## Material shown

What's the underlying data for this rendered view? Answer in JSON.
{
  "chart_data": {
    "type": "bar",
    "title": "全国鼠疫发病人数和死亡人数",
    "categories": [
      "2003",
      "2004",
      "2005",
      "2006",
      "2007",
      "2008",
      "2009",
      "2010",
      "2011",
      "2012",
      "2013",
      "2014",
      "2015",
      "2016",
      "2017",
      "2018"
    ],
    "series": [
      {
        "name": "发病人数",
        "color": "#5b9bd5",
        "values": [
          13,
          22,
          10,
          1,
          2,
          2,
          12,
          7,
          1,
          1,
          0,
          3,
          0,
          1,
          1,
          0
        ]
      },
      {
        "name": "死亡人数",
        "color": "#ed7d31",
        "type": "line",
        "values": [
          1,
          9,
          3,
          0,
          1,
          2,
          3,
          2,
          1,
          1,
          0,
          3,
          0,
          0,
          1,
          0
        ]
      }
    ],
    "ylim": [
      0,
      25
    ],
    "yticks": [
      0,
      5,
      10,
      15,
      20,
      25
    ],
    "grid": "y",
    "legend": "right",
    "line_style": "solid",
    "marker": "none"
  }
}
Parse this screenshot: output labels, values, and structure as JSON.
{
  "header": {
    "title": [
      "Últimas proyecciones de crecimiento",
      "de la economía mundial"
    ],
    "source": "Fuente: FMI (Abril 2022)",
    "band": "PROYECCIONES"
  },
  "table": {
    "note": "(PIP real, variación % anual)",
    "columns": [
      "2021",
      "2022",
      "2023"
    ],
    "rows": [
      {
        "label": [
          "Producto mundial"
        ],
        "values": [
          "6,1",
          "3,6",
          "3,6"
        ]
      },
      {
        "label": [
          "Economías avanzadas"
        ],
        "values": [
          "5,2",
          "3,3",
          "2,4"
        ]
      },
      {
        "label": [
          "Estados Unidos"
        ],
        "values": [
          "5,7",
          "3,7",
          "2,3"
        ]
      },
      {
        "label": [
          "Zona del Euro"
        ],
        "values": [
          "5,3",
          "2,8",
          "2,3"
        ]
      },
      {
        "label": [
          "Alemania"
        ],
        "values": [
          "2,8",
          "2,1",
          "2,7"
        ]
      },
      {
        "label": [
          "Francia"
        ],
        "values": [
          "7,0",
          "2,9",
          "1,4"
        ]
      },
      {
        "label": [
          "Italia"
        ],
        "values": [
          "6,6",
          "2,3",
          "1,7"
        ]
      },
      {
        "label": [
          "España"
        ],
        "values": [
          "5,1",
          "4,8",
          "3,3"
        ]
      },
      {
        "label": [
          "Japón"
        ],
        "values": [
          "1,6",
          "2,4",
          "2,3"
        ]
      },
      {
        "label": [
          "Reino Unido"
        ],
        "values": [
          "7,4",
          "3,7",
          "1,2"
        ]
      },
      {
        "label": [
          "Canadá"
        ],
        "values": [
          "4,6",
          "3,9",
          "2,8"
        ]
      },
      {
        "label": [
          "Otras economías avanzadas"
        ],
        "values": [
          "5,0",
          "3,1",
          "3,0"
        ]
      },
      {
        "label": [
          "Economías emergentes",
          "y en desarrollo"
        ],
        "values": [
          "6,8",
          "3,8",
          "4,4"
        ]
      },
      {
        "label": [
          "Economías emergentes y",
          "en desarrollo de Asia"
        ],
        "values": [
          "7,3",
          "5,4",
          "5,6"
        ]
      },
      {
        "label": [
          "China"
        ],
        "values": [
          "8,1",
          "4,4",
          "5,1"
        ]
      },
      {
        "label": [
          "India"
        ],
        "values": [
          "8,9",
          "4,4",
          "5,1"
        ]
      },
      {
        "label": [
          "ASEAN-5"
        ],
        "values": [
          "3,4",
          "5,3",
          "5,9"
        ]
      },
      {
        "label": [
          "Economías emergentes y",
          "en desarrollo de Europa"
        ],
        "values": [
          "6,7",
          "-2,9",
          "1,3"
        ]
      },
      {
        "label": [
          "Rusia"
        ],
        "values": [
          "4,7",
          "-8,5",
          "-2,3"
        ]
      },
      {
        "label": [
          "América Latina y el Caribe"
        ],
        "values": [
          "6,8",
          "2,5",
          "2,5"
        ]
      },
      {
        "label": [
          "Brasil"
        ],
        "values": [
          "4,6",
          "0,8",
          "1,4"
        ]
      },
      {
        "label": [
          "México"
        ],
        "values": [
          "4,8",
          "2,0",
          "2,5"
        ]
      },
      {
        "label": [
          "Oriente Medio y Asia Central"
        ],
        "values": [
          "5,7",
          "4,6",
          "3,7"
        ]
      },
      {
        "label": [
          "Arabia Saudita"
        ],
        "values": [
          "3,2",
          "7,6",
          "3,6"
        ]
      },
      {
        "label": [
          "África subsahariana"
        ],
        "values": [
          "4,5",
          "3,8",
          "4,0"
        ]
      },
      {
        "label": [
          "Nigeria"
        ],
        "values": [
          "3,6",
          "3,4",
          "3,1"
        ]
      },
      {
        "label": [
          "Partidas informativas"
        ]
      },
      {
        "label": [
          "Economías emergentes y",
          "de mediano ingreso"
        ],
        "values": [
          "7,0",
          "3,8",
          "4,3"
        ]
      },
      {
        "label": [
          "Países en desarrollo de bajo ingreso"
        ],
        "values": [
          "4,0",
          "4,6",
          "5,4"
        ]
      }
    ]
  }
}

## Requirement
Search the data above for the word "JSON", then gather each line in which it appears.

## Problem solution
What's the underlying data for this rendered view? Answer in JSON.
Parse this screenshot: output labels, values, and structure as JSON.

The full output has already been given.